• Information shown:
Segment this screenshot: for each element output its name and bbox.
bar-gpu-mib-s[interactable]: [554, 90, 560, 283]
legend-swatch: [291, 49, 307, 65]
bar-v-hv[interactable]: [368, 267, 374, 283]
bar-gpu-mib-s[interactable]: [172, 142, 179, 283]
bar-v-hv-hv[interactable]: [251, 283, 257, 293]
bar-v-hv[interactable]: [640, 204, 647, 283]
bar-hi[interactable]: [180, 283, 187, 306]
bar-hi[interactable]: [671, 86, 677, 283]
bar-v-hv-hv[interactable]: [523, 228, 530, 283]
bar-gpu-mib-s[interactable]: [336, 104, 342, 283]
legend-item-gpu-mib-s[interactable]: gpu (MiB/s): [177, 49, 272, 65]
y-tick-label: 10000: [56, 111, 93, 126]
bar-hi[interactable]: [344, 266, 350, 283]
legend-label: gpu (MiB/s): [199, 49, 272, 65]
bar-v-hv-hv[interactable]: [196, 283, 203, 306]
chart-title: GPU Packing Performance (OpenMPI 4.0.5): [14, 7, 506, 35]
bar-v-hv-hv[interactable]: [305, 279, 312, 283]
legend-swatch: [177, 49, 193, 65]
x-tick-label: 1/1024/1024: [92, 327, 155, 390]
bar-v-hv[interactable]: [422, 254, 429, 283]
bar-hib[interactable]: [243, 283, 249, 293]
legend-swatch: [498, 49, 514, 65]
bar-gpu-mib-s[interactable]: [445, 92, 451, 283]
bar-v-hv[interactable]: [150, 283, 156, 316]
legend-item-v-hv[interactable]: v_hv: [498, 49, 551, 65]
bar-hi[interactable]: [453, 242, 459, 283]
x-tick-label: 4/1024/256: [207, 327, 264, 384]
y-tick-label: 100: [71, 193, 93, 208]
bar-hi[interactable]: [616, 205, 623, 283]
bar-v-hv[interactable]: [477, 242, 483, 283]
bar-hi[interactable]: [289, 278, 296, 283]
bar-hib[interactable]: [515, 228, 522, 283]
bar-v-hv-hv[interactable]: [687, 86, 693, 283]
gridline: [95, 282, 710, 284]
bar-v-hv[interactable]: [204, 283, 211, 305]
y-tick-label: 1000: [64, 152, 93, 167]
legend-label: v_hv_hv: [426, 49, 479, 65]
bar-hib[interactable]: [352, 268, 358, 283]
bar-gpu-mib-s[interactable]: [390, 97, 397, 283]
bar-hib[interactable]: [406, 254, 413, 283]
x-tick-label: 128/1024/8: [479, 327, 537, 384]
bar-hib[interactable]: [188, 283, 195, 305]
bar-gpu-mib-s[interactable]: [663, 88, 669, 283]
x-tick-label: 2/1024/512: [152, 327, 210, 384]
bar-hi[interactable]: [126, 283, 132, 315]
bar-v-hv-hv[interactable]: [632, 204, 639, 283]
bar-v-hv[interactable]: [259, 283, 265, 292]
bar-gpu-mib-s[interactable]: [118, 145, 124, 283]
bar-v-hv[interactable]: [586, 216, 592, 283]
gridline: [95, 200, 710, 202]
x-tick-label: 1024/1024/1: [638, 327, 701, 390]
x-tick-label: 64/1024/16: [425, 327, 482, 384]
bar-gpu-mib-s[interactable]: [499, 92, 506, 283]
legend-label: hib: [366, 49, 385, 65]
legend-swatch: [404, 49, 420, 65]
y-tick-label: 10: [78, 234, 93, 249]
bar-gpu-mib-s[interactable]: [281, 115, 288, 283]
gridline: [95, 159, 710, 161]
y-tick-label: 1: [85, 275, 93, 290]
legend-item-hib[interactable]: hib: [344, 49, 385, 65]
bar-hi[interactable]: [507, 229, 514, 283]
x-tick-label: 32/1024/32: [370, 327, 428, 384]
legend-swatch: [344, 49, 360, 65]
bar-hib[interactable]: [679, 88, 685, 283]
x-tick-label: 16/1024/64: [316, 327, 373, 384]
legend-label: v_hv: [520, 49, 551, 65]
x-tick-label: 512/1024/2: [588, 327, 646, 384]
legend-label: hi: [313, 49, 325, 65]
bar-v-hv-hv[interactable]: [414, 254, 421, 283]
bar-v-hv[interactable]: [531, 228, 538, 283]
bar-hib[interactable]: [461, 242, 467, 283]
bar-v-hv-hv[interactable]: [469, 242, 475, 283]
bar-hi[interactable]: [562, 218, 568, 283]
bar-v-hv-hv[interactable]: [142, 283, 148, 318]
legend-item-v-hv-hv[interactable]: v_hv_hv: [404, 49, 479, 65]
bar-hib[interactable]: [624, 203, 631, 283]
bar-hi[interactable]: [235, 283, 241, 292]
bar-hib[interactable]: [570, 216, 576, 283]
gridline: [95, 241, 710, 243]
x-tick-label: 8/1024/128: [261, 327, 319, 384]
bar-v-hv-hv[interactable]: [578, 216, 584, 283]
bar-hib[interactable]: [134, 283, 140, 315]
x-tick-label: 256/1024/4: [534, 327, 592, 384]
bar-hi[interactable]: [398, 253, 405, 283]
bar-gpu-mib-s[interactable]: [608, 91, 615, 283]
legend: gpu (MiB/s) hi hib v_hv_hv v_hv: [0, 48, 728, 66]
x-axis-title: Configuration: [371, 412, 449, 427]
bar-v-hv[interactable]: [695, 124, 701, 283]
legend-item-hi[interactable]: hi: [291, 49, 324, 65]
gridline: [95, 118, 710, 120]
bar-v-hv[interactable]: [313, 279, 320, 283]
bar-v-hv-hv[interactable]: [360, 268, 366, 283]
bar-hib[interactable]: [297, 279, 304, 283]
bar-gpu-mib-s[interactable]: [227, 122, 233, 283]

• Your objective: Can you repeat each line of the records above word for word?

• Output below:
Segment this screenshot: for each element output its name and bbox.
bar-gpu-mib-s[interactable]: [554, 90, 560, 283]
legend-swatch: [291, 49, 307, 65]
bar-v-hv[interactable]: [368, 267, 374, 283]
bar-gpu-mib-s[interactable]: [172, 142, 179, 283]
bar-v-hv-hv[interactable]: [251, 283, 257, 293]
bar-v-hv[interactable]: [640, 204, 647, 283]
bar-hi[interactable]: [180, 283, 187, 306]
bar-hi[interactable]: [671, 86, 677, 283]
bar-v-hv-hv[interactable]: [523, 228, 530, 283]
bar-gpu-mib-s[interactable]: [336, 104, 342, 283]
legend-item-gpu-mib-s[interactable]: gpu (MiB/s): [177, 49, 272, 65]
y-tick-label: 10000: [56, 111, 93, 126]
bar-hi[interactable]: [344, 266, 350, 283]
legend-label: gpu (MiB/s): [199, 49, 272, 65]
bar-v-hv-hv[interactable]: [196, 283, 203, 306]
chart-title: GPU Packing Performance (OpenMPI 4.0.5): [14, 7, 506, 35]
bar-v-hv-hv[interactable]: [305, 279, 312, 283]
legend-swatch: [177, 49, 193, 65]
x-tick-label: 1/1024/1024: [92, 327, 155, 390]
bar-v-hv[interactable]: [422, 254, 429, 283]
bar-hib[interactable]: [243, 283, 249, 293]
legend-swatch: [498, 49, 514, 65]
bar-gpu-mib-s[interactable]: [445, 92, 451, 283]
bar-v-hv[interactable]: [150, 283, 156, 316]
legend-item-v-hv[interactable]: v_hv: [498, 49, 551, 65]
bar-hi[interactable]: [453, 242, 459, 283]
x-tick-label: 4/1024/256: [207, 327, 264, 384]
y-tick-label: 100: [71, 193, 93, 208]
bar-hi[interactable]: [616, 205, 623, 283]
bar-v-hv[interactable]: [477, 242, 483, 283]
bar-hi[interactable]: [289, 278, 296, 283]
bar-hib[interactable]: [515, 228, 522, 283]
bar-v-hv-hv[interactable]: [687, 86, 693, 283]
gridline: [95, 282, 710, 284]
bar-v-hv[interactable]: [204, 283, 211, 305]
y-tick-label: 1000: [64, 152, 93, 167]
legend-label: v_hv_hv: [426, 49, 479, 65]
bar-hib[interactable]: [352, 268, 358, 283]
bar-gpu-mib-s[interactable]: [390, 97, 397, 283]
bar-hib[interactable]: [406, 254, 413, 283]
x-tick-label: 128/1024/8: [479, 327, 537, 384]
bar-hib[interactable]: [188, 283, 195, 305]
bar-gpu-mib-s[interactable]: [663, 88, 669, 283]
x-tick-label: 2/1024/512: [152, 327, 210, 384]
bar-hi[interactable]: [126, 283, 132, 315]
bar-v-hv-hv[interactable]: [632, 204, 639, 283]
bar-v-hv[interactable]: [259, 283, 265, 292]
bar-gpu-mib-s[interactable]: [118, 145, 124, 283]
bar-v-hv[interactable]: [586, 216, 592, 283]
gridline: [95, 200, 710, 202]
x-tick-label: 1024/1024/1: [638, 327, 701, 390]
x-tick-label: 64/1024/16: [425, 327, 482, 384]
bar-gpu-mib-s[interactable]: [499, 92, 506, 283]
legend-label: hib: [366, 49, 385, 65]
legend-swatch: [404, 49, 420, 65]
y-tick-label: 10: [78, 234, 93, 249]
bar-gpu-mib-s[interactable]: [281, 115, 288, 283]
gridline: [95, 159, 710, 161]
y-tick-label: 1: [85, 275, 93, 290]
legend-item-hib[interactable]: hib: [344, 49, 385, 65]
bar-hi[interactable]: [507, 229, 514, 283]
x-tick-label: 32/1024/32: [370, 327, 428, 384]
legend-swatch: [344, 49, 360, 65]
bar-hib[interactable]: [679, 88, 685, 283]
x-tick-label: 16/1024/64: [316, 327, 373, 384]
legend-label: v_hv: [520, 49, 551, 65]
x-tick-label: 512/1024/2: [588, 327, 646, 384]
legend-label: hi: [313, 49, 325, 65]
bar-v-hv-hv[interactable]: [414, 254, 421, 283]
bar-v-hv[interactable]: [531, 228, 538, 283]
bar-hib[interactable]: [461, 242, 467, 283]
bar-v-hv-hv[interactable]: [469, 242, 475, 283]
bar-hi[interactable]: [562, 218, 568, 283]
bar-v-hv-hv[interactable]: [142, 283, 148, 318]
legend-item-v-hv-hv[interactable]: v_hv_hv: [404, 49, 479, 65]
bar-hib[interactable]: [624, 203, 631, 283]
bar-hi[interactable]: [235, 283, 241, 292]
bar-hib[interactable]: [570, 216, 576, 283]
gridline: [95, 241, 710, 243]
x-tick-label: 8/1024/128: [261, 327, 319, 384]
bar-v-hv-hv[interactable]: [578, 216, 584, 283]
bar-hib[interactable]: [134, 283, 140, 315]
x-tick-label: 256/1024/4: [534, 327, 592, 384]
bar-hi[interactable]: [398, 253, 405, 283]
bar-gpu-mib-s[interactable]: [608, 91, 615, 283]
legend: gpu (MiB/s) hi hib v_hv_hv v_hv: [0, 48, 728, 66]
x-axis-title: Configuration: [371, 412, 449, 427]
bar-v-hv[interactable]: [695, 124, 701, 283]
legend-item-hi[interactable]: hi: [291, 49, 324, 65]
gridline: [95, 118, 710, 120]
bar-v-hv[interactable]: [313, 279, 320, 283]
bar-v-hv-hv[interactable]: [360, 268, 366, 283]
bar-hib[interactable]: [297, 279, 304, 283]
bar-gpu-mib-s[interactable]: [227, 122, 233, 283]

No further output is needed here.